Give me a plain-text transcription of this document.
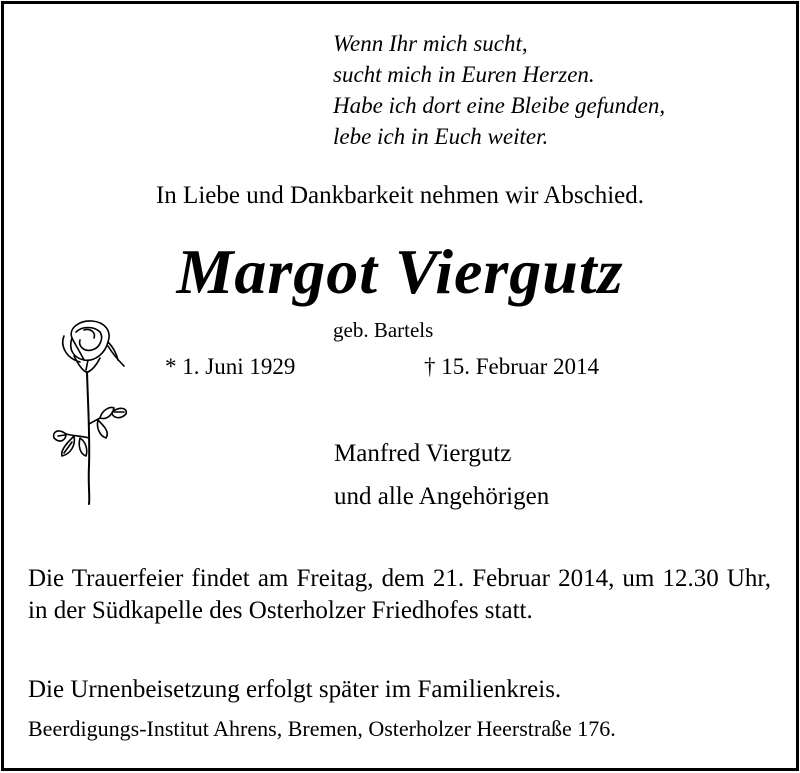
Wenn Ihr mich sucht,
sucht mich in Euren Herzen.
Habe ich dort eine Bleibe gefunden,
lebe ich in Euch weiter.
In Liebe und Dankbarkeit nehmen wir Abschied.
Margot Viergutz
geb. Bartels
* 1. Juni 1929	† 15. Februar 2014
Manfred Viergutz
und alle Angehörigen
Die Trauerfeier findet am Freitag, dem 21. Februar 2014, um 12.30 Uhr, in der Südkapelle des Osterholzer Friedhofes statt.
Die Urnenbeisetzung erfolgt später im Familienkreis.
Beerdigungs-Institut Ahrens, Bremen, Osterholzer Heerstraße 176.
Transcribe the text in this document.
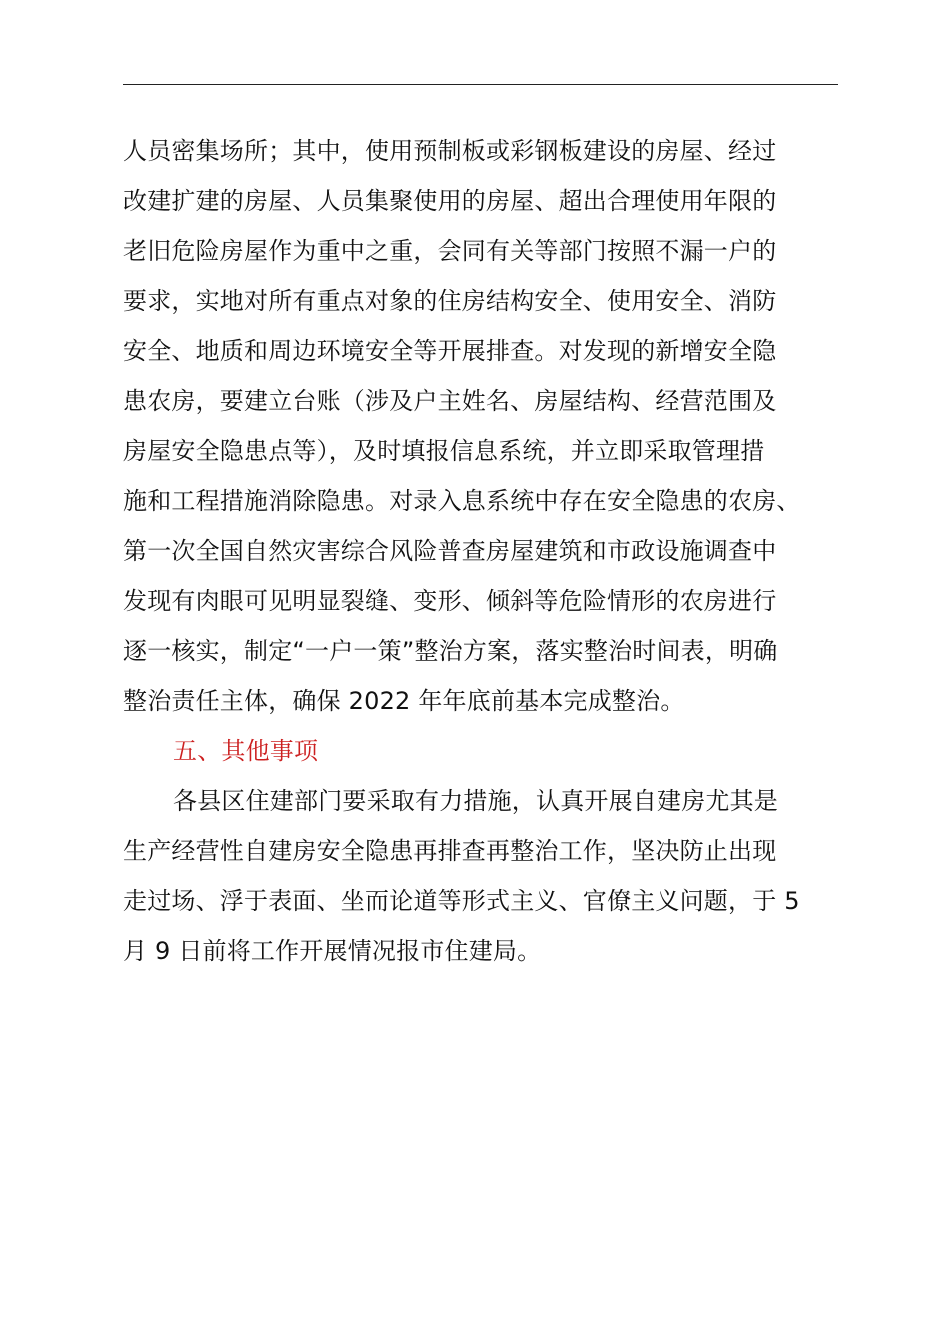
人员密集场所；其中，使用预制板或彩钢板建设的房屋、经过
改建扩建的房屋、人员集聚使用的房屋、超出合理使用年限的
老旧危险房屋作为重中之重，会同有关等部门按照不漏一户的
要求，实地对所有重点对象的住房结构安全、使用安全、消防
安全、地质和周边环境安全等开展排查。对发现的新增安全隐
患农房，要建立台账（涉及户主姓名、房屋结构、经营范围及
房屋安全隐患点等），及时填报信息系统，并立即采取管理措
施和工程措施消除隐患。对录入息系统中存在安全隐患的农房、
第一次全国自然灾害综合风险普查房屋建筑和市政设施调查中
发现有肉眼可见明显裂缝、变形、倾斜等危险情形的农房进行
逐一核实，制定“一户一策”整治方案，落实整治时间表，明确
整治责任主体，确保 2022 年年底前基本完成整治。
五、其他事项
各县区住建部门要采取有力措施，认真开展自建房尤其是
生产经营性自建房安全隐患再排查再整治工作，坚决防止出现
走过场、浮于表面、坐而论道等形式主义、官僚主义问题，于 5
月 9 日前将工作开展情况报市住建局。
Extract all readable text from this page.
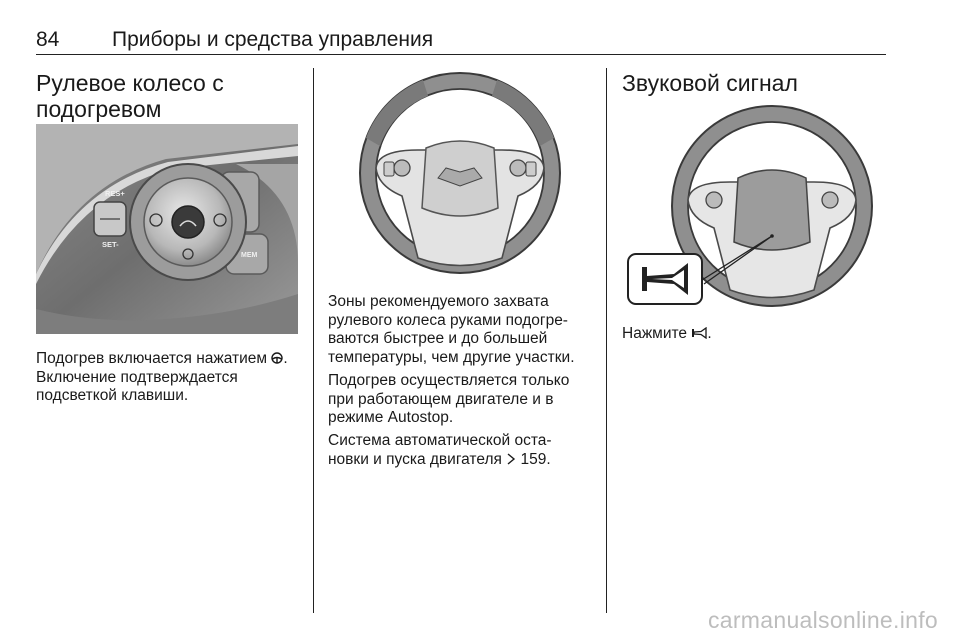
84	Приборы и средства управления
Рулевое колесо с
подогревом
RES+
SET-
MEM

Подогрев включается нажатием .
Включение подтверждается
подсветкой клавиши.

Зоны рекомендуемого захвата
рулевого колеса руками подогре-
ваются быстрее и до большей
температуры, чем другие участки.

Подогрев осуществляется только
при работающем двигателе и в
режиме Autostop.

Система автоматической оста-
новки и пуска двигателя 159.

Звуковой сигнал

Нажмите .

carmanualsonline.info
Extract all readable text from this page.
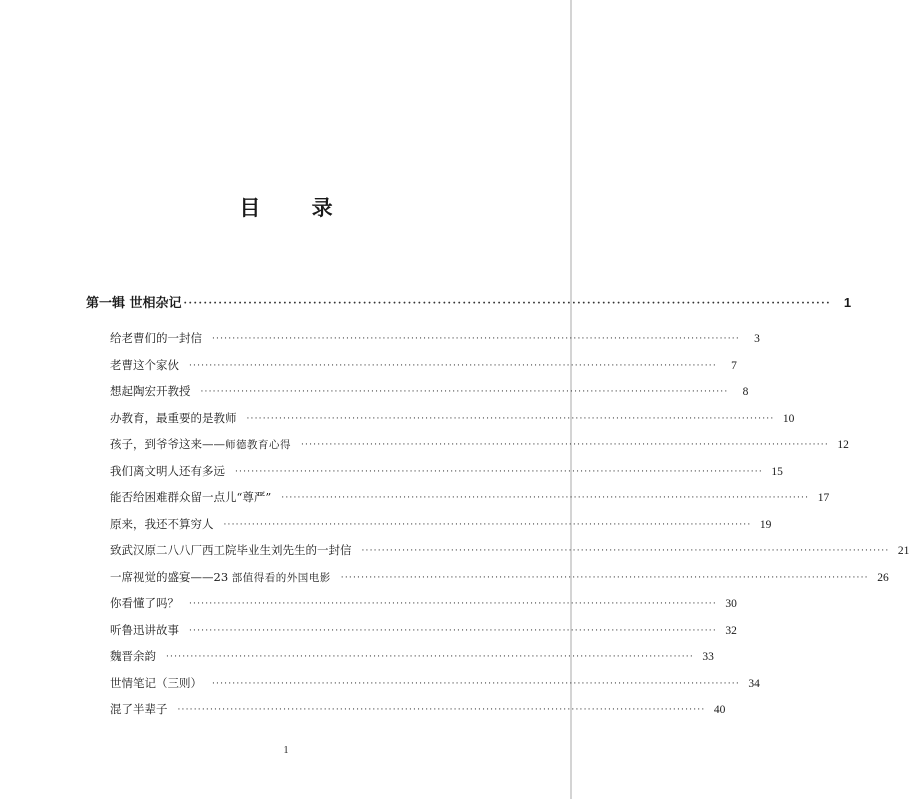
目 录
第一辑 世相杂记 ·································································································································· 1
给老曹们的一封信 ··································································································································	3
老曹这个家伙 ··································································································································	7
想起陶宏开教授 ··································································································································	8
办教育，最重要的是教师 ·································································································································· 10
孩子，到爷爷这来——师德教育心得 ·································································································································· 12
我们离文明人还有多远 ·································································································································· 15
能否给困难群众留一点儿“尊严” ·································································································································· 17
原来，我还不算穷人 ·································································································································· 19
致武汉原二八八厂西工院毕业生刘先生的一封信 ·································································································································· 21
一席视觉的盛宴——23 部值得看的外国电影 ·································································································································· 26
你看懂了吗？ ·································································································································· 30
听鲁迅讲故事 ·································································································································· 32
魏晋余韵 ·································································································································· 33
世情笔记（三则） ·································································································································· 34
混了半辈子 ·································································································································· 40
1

........

- EXERCISE DIRECTIONS -
Scan the listing above. Gather each line that contains the word "sucht".

- COMPLETE RESPONSE -
Wenn Ihr mich sucht,
sucht mich in Euren Herzen.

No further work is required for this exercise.